Set problem = Pick out every row that contains the string "美业风口论坛" and copy each of those rows in full.

Records for this exercise =
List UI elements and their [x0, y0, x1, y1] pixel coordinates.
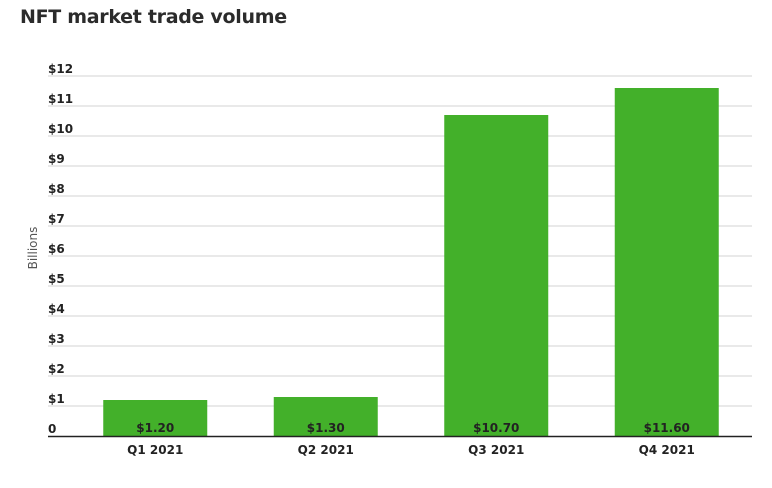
bar-value-label: $11.60	[644, 421, 690, 435]
bar	[614, 88, 719, 436]
x-tick-label: Q4 2021	[639, 443, 695, 457]
y-tick-label: $3	[48, 332, 65, 346]
y-tick-label: $7	[48, 212, 65, 226]
bar-value-label: $1.30	[307, 421, 345, 435]
y-tick-label: $4	[48, 302, 65, 316]
y-tick-label: $6	[48, 242, 65, 256]
x-tick-label: Q1 2021	[127, 443, 183, 457]
bar	[273, 397, 378, 436]
x-tick-label: Q3 2021	[468, 443, 524, 457]
y-axis-ticks: 0 $1 $2 $3 $4 $5 $6 $7 $8 $9 $10 $11 $12	[48, 62, 73, 436]
x-axis-categories: Q1 2021 Q2 2021 Q3 2021 Q4 2021	[127, 443, 695, 457]
y-tick-label: $5	[48, 272, 65, 286]
y-tick-label: 0	[48, 422, 56, 436]
data-labels: $1.20 $1.30 $10.70 $11.60	[136, 421, 690, 435]
y-tick-label: $10	[48, 122, 73, 136]
y-tick-label: $8	[48, 182, 65, 196]
y-axis-label: Billions	[26, 227, 40, 270]
bar	[103, 400, 208, 436]
y-tick-label: $11	[48, 92, 73, 106]
bar	[444, 115, 549, 436]
bars	[103, 88, 719, 436]
y-tick-label: $12	[48, 62, 73, 76]
y-tick-label: $2	[48, 362, 65, 376]
bar-value-label: $10.70	[473, 421, 519, 435]
x-tick-label: Q2 2021	[298, 443, 354, 457]
y-tick-label: $9	[48, 152, 65, 166]
bar-value-label: $1.20	[136, 421, 174, 435]
chart-title: NFT market trade volume	[20, 6, 287, 28]
y-tick-label: $1	[48, 392, 65, 406]
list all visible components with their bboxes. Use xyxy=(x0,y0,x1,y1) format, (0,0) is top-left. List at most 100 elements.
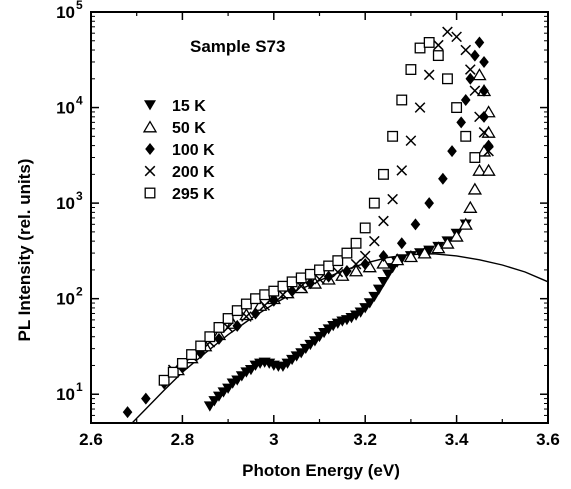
data-point xyxy=(469,85,481,97)
data-point-stroke-b xyxy=(405,135,417,147)
data-point xyxy=(470,49,480,62)
legend-label: 295 K xyxy=(172,186,215,203)
data-point xyxy=(458,217,473,230)
data-point xyxy=(378,168,389,180)
data-point-stroke-b xyxy=(314,273,325,285)
data-point xyxy=(424,197,434,210)
legend-label: 100 K xyxy=(172,142,215,159)
data-point xyxy=(341,247,353,259)
y-tick-label: 10 xyxy=(56,290,75,309)
data-point xyxy=(386,263,399,274)
data-point xyxy=(222,383,235,394)
data-point xyxy=(314,264,325,276)
data-point-stroke-b xyxy=(469,85,481,97)
data-point xyxy=(451,102,463,114)
data-point xyxy=(141,392,151,405)
data-point xyxy=(350,258,362,270)
data-point xyxy=(390,253,405,266)
data-point xyxy=(372,284,385,295)
data-point xyxy=(456,116,466,129)
y-tick-exponent: 5 xyxy=(76,0,83,12)
data-point xyxy=(403,250,419,263)
data-point xyxy=(387,193,398,205)
data-point-stroke-b xyxy=(460,44,472,56)
data-point-stroke-b xyxy=(396,165,408,176)
x-tick-label: 3.6 xyxy=(536,430,560,449)
series-100k xyxy=(122,36,494,419)
data-point xyxy=(440,236,455,249)
data-point xyxy=(460,130,472,142)
data-point xyxy=(442,26,453,38)
data-point-stroke-b xyxy=(442,26,453,38)
data-point xyxy=(382,269,395,280)
data-point-stroke-b xyxy=(378,215,389,227)
series-295k xyxy=(158,37,481,386)
data-point xyxy=(295,272,307,284)
data-point xyxy=(460,44,472,56)
data-point xyxy=(158,374,170,386)
data-point xyxy=(423,245,436,256)
data-point-stroke-b xyxy=(464,64,476,75)
data-point xyxy=(451,31,462,43)
data-point xyxy=(463,200,478,213)
data-point xyxy=(213,321,225,333)
data-point xyxy=(442,73,453,85)
y-tick-label: 10 xyxy=(56,3,75,22)
data-point xyxy=(359,250,371,262)
data-point xyxy=(376,256,391,269)
legend-label: 15 K xyxy=(172,98,206,115)
legend-marker xyxy=(142,120,158,133)
x-tick-label: 2.6 xyxy=(79,430,103,449)
data-point xyxy=(259,300,270,311)
y-tick-label: 10 xyxy=(56,99,75,118)
data-point-stroke-b xyxy=(432,39,444,51)
data-point xyxy=(447,145,457,158)
legend: 15 K 50 K 100 K 200 K 295 K xyxy=(142,98,215,203)
data-point xyxy=(287,285,297,298)
data-point xyxy=(368,197,380,209)
y-tick-exponent: 1 xyxy=(76,380,83,394)
data-point-stroke-b xyxy=(474,111,485,123)
data-point xyxy=(204,331,216,343)
data-point-stroke-b xyxy=(359,250,371,262)
data-point xyxy=(240,298,252,310)
data-points-layer xyxy=(122,26,496,419)
data-point xyxy=(378,215,389,227)
y-axis-title: PL Intensity (rel. units) xyxy=(15,159,34,342)
data-point xyxy=(396,94,408,106)
data-point xyxy=(304,268,316,280)
data-point xyxy=(332,266,344,278)
x-tick-labels: 2.6 2.8 3 3.2 3.4 3.6 xyxy=(79,430,560,449)
data-point xyxy=(378,249,389,262)
legend-label: 50 K xyxy=(172,120,206,137)
y-tick-exponent: 4 xyxy=(76,94,83,108)
data-point xyxy=(474,36,485,49)
data-point-stroke-b xyxy=(350,258,362,270)
data-point xyxy=(481,163,496,176)
data-point xyxy=(167,366,179,378)
data-point xyxy=(414,102,426,113)
legend-marker xyxy=(144,165,156,177)
x-axis-title: Photon Energy (eV) xyxy=(242,461,400,480)
data-point xyxy=(369,235,380,247)
data-point-stroke-b xyxy=(451,31,462,43)
y-tick-exponent: 2 xyxy=(76,285,83,299)
data-point xyxy=(250,293,261,305)
data-point xyxy=(396,165,408,176)
data-point xyxy=(203,401,216,412)
legend-marker xyxy=(144,100,156,111)
data-point xyxy=(464,64,476,75)
data-point xyxy=(350,237,362,249)
x-tick-label: 3 xyxy=(269,430,278,449)
data-point xyxy=(479,55,489,68)
x-tick-label: 3.2 xyxy=(353,430,377,449)
data-point-stroke-b xyxy=(332,266,344,278)
data-point xyxy=(259,289,271,301)
data-point xyxy=(231,305,243,317)
legend-marker xyxy=(145,143,155,155)
data-point xyxy=(387,130,399,142)
sample-annotation: Sample S73 xyxy=(190,37,285,56)
data-point xyxy=(449,229,464,242)
data-point xyxy=(478,127,490,138)
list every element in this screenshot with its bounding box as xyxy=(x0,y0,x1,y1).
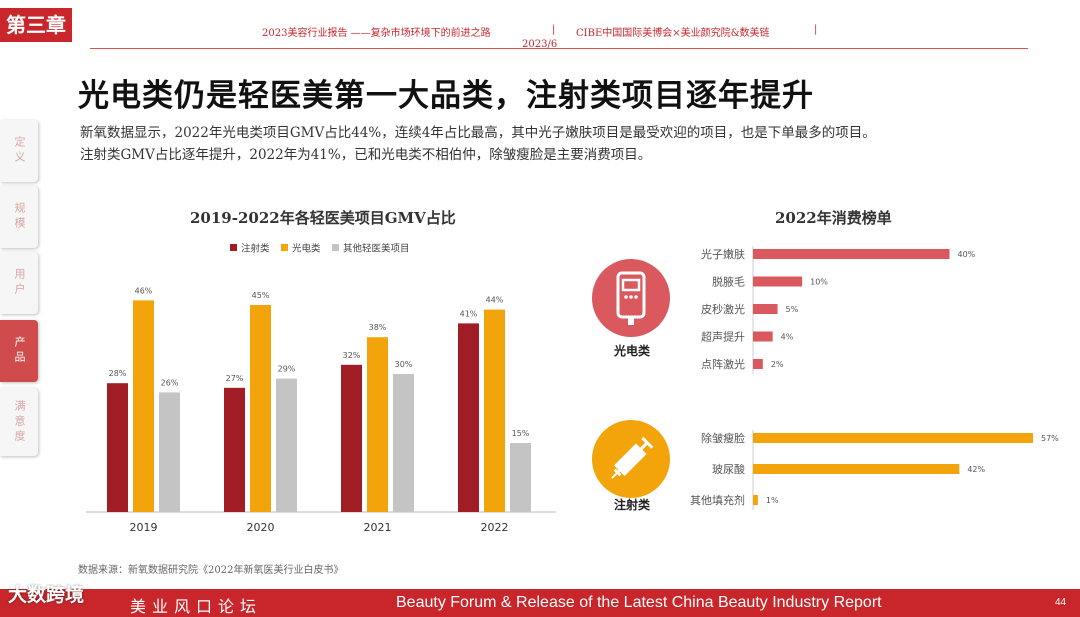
bar xyxy=(250,305,271,512)
legend-label: 注射类 xyxy=(241,243,270,255)
bar xyxy=(753,249,950,259)
bar xyxy=(107,383,128,512)
page-number: 44 xyxy=(1055,597,1067,608)
bar-value-label: 27% xyxy=(226,374,244,383)
footer-bar: 美业风口论坛 Beauty Forum & Release of the Lat… xyxy=(0,589,1080,617)
category-label: 玻尿酸 xyxy=(712,462,745,476)
bar xyxy=(276,378,297,512)
category-label: 超声提升 xyxy=(701,330,745,344)
legend-label: 其他轻医美项目 xyxy=(343,243,410,255)
x-tick-label: 2020 xyxy=(247,521,275,534)
bar-value-label: 28% xyxy=(109,369,127,378)
bar-value-label: 29% xyxy=(278,365,296,374)
bar-value-label: 1% xyxy=(766,496,779,505)
bar-value-label: 41% xyxy=(460,309,478,318)
intro-text: 新氧数据显示，2022年光电类项目GMV占比44%，连续4年占比最高，其中光子嫩… xyxy=(80,122,1070,166)
device-icon xyxy=(616,271,646,325)
group-label-photoelectric: 光电类 xyxy=(614,344,651,358)
bar-value-label: 5% xyxy=(786,305,799,314)
legend-swatch xyxy=(332,244,339,251)
legend-swatch xyxy=(281,244,288,251)
footer-english-title: Beauty Forum & Release of the Latest Chi… xyxy=(396,594,882,611)
chapter-tab: 第三章 xyxy=(0,8,72,42)
report-title: 2023美容行业报告 ——复杂市场环境下的前进之路 xyxy=(262,28,491,39)
bar xyxy=(510,443,531,512)
bar xyxy=(753,433,1033,443)
x-tick-label: 2019 xyxy=(130,521,158,534)
category-label: 光子嫩肤 xyxy=(701,247,745,261)
bar xyxy=(753,331,773,342)
bar xyxy=(458,323,479,512)
intro-line-1: 新氧数据显示，2022年光电类项目GMV占比44%，连续4年占比最高，其中光子嫩… xyxy=(80,125,876,141)
bar-value-label: 38% xyxy=(369,323,387,332)
category-label: 其他填充剂 xyxy=(690,493,745,507)
bar-value-label: 46% xyxy=(135,286,153,295)
bar xyxy=(159,392,180,512)
gmv-share-chart: 注射类 光电类 其他轻医美项目 28% 46% 26% 2019 27% 45% 29% 2020 3… xyxy=(86,243,556,534)
intro-line-2: 注射类GMV占比逐年提升，2022年为41%，已和光电类不相伯仲，除皱瘦脸是主要… xyxy=(80,147,652,163)
gmv-chart-title: 2019-2022年各轻医美项目GMV占比 xyxy=(190,209,456,227)
consumption-ranking-chart: 光子嫩肤 40% 脱腋毛 10% 皮秒激光 5% 超声提升 4% 点阵激光 2% 除皱瘦脸 57% 玻尿… xyxy=(690,246,1059,510)
bar xyxy=(753,304,778,314)
bar-value-label: 45% xyxy=(252,291,270,300)
side-nav-item-definition[interactable]: 定义 xyxy=(0,120,38,182)
header-separator: | xyxy=(552,24,556,35)
side-nav-item-products[interactable]: 产品 xyxy=(0,320,38,382)
group-label-injection: 注射类 xyxy=(614,498,651,512)
side-nav-item-scale[interactable]: 规模 xyxy=(0,186,38,248)
bar-value-label: 42% xyxy=(967,465,985,474)
bar xyxy=(753,276,803,287)
category-label: 点阵激光 xyxy=(701,357,745,371)
bar-value-label: 2% xyxy=(771,360,784,369)
report-partners: CIBE中国国际美博会×美业颜究院&数美链 xyxy=(576,28,770,39)
bar xyxy=(753,359,763,369)
watermark-logo: 大数跨境 xyxy=(8,584,85,606)
bar xyxy=(133,300,154,512)
device-icon-circle xyxy=(592,259,670,337)
bar-value-label: 10% xyxy=(810,278,828,287)
bar-value-label: 40% xyxy=(957,250,975,259)
x-tick-label: 2021 xyxy=(364,521,392,534)
side-nav-item-satisfaction[interactable]: 满意度 xyxy=(0,388,38,456)
bar xyxy=(753,495,758,505)
bar-value-label: 32% xyxy=(343,351,361,360)
bar xyxy=(753,464,960,474)
bar-value-label: 57% xyxy=(1041,434,1059,443)
ranking-chart-title: 2022年消费榜单 xyxy=(775,209,892,227)
bar xyxy=(393,374,414,512)
report-date: 2023/6 xyxy=(522,39,558,50)
legend-label: 光电类 xyxy=(292,243,321,255)
footer-forum-name: 美业风口论坛 xyxy=(130,597,263,616)
syringe-icon xyxy=(611,436,654,479)
category-label: 脱腋毛 xyxy=(712,275,745,289)
bar xyxy=(341,364,362,512)
header-bar: 2023美容行业报告 ——复杂市场环境下的前进之路 | 2023/6 CIBE中… xyxy=(90,22,1028,50)
page-title: 光电类仍是轻医美第一大品类，注射类项目逐年提升 xyxy=(78,78,814,114)
category-label: 除皱瘦脸 xyxy=(701,431,745,445)
bar xyxy=(484,309,505,512)
bar xyxy=(367,337,388,512)
bar-value-label: 4% xyxy=(781,333,794,342)
legend-swatch xyxy=(230,244,237,251)
header-separator-end: | xyxy=(814,24,818,35)
syringe-icon-circle xyxy=(592,420,670,498)
data-source: 数据来源：新氧数据研究院《2022年新氧医美行业白皮书》 xyxy=(78,565,344,576)
category-label: 皮秒激光 xyxy=(701,302,745,316)
bar-value-label: 44% xyxy=(486,296,504,305)
bar-value-label: 30% xyxy=(395,360,413,369)
x-tick-label: 2022 xyxy=(481,521,509,534)
bar-value-label: 15% xyxy=(512,429,530,438)
bar xyxy=(224,387,245,512)
bar-value-label: 26% xyxy=(161,378,179,387)
side-nav-item-users[interactable]: 用户 xyxy=(0,252,38,314)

Expected answer =
footer-bar: 美业风口论坛 Beauty Forum & Release of the Lat… xyxy=(0,589,1080,617)
footer-forum-name: 美业风口论坛 xyxy=(130,597,263,616)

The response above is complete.